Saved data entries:
+++
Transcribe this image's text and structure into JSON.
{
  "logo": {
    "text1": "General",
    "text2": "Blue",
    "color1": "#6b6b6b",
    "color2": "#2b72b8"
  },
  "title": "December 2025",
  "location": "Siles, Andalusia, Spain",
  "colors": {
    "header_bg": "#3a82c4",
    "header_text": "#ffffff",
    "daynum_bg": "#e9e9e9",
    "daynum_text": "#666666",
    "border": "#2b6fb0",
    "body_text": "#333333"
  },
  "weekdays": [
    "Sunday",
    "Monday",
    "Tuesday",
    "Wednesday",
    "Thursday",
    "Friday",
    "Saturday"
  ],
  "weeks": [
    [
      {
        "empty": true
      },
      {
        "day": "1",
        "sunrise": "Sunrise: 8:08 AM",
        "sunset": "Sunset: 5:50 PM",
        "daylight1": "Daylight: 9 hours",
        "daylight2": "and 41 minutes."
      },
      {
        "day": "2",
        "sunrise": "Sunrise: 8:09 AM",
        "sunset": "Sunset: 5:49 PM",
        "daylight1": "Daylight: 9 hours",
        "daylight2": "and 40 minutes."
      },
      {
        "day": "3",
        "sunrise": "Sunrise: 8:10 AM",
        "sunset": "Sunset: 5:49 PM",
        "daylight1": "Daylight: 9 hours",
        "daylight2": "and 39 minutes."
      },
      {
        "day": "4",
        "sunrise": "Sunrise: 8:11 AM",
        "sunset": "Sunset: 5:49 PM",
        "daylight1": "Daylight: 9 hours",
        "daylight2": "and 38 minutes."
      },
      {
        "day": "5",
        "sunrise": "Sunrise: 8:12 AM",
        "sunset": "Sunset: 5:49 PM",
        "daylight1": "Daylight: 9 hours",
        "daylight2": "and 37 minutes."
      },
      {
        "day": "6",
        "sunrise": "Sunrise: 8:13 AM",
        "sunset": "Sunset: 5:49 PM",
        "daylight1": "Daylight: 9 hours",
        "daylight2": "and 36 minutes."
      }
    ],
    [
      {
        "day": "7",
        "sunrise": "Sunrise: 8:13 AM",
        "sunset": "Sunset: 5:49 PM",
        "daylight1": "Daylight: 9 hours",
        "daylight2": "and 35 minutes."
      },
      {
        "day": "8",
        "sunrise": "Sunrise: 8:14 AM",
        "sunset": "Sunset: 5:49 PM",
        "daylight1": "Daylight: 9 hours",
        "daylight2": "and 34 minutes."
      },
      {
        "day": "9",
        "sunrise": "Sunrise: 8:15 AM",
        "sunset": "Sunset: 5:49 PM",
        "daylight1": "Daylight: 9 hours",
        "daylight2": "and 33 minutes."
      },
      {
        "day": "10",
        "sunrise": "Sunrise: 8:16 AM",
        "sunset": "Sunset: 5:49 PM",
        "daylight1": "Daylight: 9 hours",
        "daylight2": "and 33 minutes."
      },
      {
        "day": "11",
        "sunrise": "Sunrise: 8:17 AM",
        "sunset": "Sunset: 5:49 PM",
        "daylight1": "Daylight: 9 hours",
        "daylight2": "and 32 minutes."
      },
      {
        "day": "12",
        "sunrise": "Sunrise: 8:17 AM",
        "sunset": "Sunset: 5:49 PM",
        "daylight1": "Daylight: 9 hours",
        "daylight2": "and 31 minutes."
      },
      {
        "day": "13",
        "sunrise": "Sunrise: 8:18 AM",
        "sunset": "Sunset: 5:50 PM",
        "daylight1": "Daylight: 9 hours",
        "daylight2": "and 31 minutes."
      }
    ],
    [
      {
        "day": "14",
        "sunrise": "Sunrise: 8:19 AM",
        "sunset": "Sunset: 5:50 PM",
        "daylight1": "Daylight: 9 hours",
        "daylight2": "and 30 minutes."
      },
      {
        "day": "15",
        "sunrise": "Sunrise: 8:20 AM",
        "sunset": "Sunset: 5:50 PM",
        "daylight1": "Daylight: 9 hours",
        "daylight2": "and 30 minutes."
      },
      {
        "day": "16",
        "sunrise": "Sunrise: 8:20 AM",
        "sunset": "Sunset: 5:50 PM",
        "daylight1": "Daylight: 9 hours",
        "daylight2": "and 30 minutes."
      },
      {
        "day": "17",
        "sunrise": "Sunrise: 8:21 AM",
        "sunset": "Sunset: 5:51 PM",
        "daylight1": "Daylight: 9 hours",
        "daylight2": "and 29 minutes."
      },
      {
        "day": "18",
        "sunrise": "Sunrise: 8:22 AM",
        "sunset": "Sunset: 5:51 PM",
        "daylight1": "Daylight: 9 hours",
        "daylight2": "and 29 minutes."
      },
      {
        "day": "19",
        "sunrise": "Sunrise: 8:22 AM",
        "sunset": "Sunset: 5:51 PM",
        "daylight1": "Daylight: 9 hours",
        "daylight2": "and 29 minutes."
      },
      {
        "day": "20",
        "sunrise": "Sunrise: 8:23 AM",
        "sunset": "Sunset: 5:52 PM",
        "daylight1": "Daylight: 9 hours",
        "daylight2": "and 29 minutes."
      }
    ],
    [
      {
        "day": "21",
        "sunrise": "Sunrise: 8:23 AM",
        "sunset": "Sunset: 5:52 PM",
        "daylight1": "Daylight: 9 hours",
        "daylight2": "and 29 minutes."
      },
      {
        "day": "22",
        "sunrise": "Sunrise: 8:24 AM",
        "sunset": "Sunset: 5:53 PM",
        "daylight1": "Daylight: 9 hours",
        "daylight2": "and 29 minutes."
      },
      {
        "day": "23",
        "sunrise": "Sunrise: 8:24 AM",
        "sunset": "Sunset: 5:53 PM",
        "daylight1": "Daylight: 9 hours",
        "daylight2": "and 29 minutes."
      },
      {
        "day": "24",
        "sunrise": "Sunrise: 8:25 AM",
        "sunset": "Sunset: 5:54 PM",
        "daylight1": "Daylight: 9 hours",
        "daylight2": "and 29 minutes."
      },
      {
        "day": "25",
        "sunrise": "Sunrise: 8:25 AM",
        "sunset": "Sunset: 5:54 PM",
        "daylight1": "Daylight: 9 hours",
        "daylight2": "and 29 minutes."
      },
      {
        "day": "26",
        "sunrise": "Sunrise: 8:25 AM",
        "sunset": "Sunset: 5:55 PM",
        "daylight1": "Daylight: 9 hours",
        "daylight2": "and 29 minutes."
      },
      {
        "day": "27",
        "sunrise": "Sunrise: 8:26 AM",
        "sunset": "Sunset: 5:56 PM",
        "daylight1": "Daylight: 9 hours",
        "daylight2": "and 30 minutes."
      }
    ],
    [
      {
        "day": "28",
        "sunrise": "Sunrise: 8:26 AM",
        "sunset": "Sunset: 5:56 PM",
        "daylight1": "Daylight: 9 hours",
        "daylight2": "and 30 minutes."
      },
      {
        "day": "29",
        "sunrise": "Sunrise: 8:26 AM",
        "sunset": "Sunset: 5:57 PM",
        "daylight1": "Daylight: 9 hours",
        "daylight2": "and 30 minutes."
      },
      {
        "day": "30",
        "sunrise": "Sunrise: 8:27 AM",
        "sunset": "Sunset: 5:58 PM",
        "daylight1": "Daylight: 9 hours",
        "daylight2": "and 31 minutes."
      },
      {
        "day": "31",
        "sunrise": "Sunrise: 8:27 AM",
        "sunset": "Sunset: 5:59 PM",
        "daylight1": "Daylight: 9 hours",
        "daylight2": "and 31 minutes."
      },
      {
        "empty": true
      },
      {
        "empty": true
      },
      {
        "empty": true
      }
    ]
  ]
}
+++
§ STATED TASK
Type out the material again exactly as presented.

§ ANSWER TO THE PROBLEM
Transcribe this image's text and structure into JSON.
{
  "logo": {
    "text1": "General",
    "text2": "Blue",
    "color1": "#6b6b6b",
    "color2": "#2b72b8"
  },
  "title": "December 2025",
  "location": "Siles, Andalusia, Spain",
  "colors": {
    "header_bg": "#3a82c4",
    "header_text": "#ffffff",
    "daynum_bg": "#e9e9e9",
    "daynum_text": "#666666",
    "border": "#2b6fb0",
    "body_text": "#333333"
  },
  "weekdays": [
    "Sunday",
    "Monday",
    "Tuesday",
    "Wednesday",
    "Thursday",
    "Friday",
    "Saturday"
  ],
  "weeks": [
    [
      {
        "empty": true
      },
      {
        "day": "1",
        "sunrise": "Sunrise: 8:08 AM",
        "sunset": "Sunset: 5:50 PM",
        "daylight1": "Daylight: 9 hours",
        "daylight2": "and 41 minutes."
      },
      {
        "day": "2",
        "sunrise": "Sunrise: 8:09 AM",
        "sunset": "Sunset: 5:49 PM",
        "daylight1": "Daylight: 9 hours",
        "daylight2": "and 40 minutes."
      },
      {
        "day": "3",
        "sunrise": "Sunrise: 8:10 AM",
        "sunset": "Sunset: 5:49 PM",
        "daylight1": "Daylight: 9 hours",
        "daylight2": "and 39 minutes."
      },
      {
        "day": "4",
        "sunrise": "Sunrise: 8:11 AM",
        "sunset": "Sunset: 5:49 PM",
        "daylight1": "Daylight: 9 hours",
        "daylight2": "and 38 minutes."
      },
      {
        "day": "5",
        "sunrise": "Sunrise: 8:12 AM",
        "sunset": "Sunset: 5:49 PM",
        "daylight1": "Daylight: 9 hours",
        "daylight2": "and 37 minutes."
      },
      {
        "day": "6",
        "sunrise": "Sunrise: 8:13 AM",
        "sunset": "Sunset: 5:49 PM",
        "daylight1": "Daylight: 9 hours",
        "daylight2": "and 36 minutes."
      }
    ],
    [
      {
        "day": "7",
        "sunrise": "Sunrise: 8:13 AM",
        "sunset": "Sunset: 5:49 PM",
        "daylight1": "Daylight: 9 hours",
        "daylight2": "and 35 minutes."
      },
      {
        "day": "8",
        "sunrise": "Sunrise: 8:14 AM",
        "sunset": "Sunset: 5:49 PM",
        "daylight1": "Daylight: 9 hours",
        "daylight2": "and 34 minutes."
      },
      {
        "day": "9",
        "sunrise": "Sunrise: 8:15 AM",
        "sunset": "Sunset: 5:49 PM",
        "daylight1": "Daylight: 9 hours",
        "daylight2": "and 33 minutes."
      },
      {
        "day": "10",
        "sunrise": "Sunrise: 8:16 AM",
        "sunset": "Sunset: 5:49 PM",
        "daylight1": "Daylight: 9 hours",
        "daylight2": "and 33 minutes."
      },
      {
        "day": "11",
        "sunrise": "Sunrise: 8:17 AM",
        "sunset": "Sunset: 5:49 PM",
        "daylight1": "Daylight: 9 hours",
        "daylight2": "and 32 minutes."
      },
      {
        "day": "12",
        "sunrise": "Sunrise: 8:17 AM",
        "sunset": "Sunset: 5:49 PM",
        "daylight1": "Daylight: 9 hours",
        "daylight2": "and 31 minutes."
      },
      {
        "day": "13",
        "sunrise": "Sunrise: 8:18 AM",
        "sunset": "Sunset: 5:50 PM",
        "daylight1": "Daylight: 9 hours",
        "daylight2": "and 31 minutes."
      }
    ],
    [
      {
        "day": "14",
        "sunrise": "Sunrise: 8:19 AM",
        "sunset": "Sunset: 5:50 PM",
        "daylight1": "Daylight: 9 hours",
        "daylight2": "and 30 minutes."
      },
      {
        "day": "15",
        "sunrise": "Sunrise: 8:20 AM",
        "sunset": "Sunset: 5:50 PM",
        "daylight1": "Daylight: 9 hours",
        "daylight2": "and 30 minutes."
      },
      {
        "day": "16",
        "sunrise": "Sunrise: 8:20 AM",
        "sunset": "Sunset: 5:50 PM",
        "daylight1": "Daylight: 9 hours",
        "daylight2": "and 30 minutes."
      },
      {
        "day": "17",
        "sunrise": "Sunrise: 8:21 AM",
        "sunset": "Sunset: 5:51 PM",
        "daylight1": "Daylight: 9 hours",
        "daylight2": "and 29 minutes."
      },
      {
        "day": "18",
        "sunrise": "Sunrise: 8:22 AM",
        "sunset": "Sunset: 5:51 PM",
        "daylight1": "Daylight: 9 hours",
        "daylight2": "and 29 minutes."
      },
      {
        "day": "19",
        "sunrise": "Sunrise: 8:22 AM",
        "sunset": "Sunset: 5:51 PM",
        "daylight1": "Daylight: 9 hours",
        "daylight2": "and 29 minutes."
      },
      {
        "day": "20",
        "sunrise": "Sunrise: 8:23 AM",
        "sunset": "Sunset: 5:52 PM",
        "daylight1": "Daylight: 9 hours",
        "daylight2": "and 29 minutes."
      }
    ],
    [
      {
        "day": "21",
        "sunrise": "Sunrise: 8:23 AM",
        "sunset": "Sunset: 5:52 PM",
        "daylight1": "Daylight: 9 hours",
        "daylight2": "and 29 minutes."
      },
      {
        "day": "22",
        "sunrise": "Sunrise: 8:24 AM",
        "sunset": "Sunset: 5:53 PM",
        "daylight1": "Daylight: 9 hours",
        "daylight2": "and 29 minutes."
      },
      {
        "day": "23",
        "sunrise": "Sunrise: 8:24 AM",
        "sunset": "Sunset: 5:53 PM",
        "daylight1": "Daylight: 9 hours",
        "daylight2": "and 29 minutes."
      },
      {
        "day": "24",
        "sunrise": "Sunrise: 8:25 AM",
        "sunset": "Sunset: 5:54 PM",
        "daylight1": "Daylight: 9 hours",
        "daylight2": "and 29 minutes."
      },
      {
        "day": "25",
        "sunrise": "Sunrise: 8:25 AM",
        "sunset": "Sunset: 5:54 PM",
        "daylight1": "Daylight: 9 hours",
        "daylight2": "and 29 minutes."
      },
      {
        "day": "26",
        "sunrise": "Sunrise: 8:25 AM",
        "sunset": "Sunset: 5:55 PM",
        "daylight1": "Daylight: 9 hours",
        "daylight2": "and 29 minutes."
      },
      {
        "day": "27",
        "sunrise": "Sunrise: 8:26 AM",
        "sunset": "Sunset: 5:56 PM",
        "daylight1": "Daylight: 9 hours",
        "daylight2": "and 30 minutes."
      }
    ],
    [
      {
        "day": "28",
        "sunrise": "Sunrise: 8:26 AM",
        "sunset": "Sunset: 5:56 PM",
        "daylight1": "Daylight: 9 hours",
        "daylight2": "and 30 minutes."
      },
      {
        "day": "29",
        "sunrise": "Sunrise: 8:26 AM",
        "sunset": "Sunset: 5:57 PM",
        "daylight1": "Daylight: 9 hours",
        "daylight2": "and 30 minutes."
      },
      {
        "day": "30",
        "sunrise": "Sunrise: 8:27 AM",
        "sunset": "Sunset: 5:58 PM",
        "daylight1": "Daylight: 9 hours",
        "daylight2": "and 31 minutes."
      },
      {
        "day": "31",
        "sunrise": "Sunrise: 8:27 AM",
        "sunset": "Sunset: 5:59 PM",
        "daylight1": "Daylight: 9 hours",
        "daylight2": "and 31 minutes."
      },
      {
        "empty": true
      },
      {
        "empty": true
      },
      {
        "empty": true
      }
    ]
  ]
}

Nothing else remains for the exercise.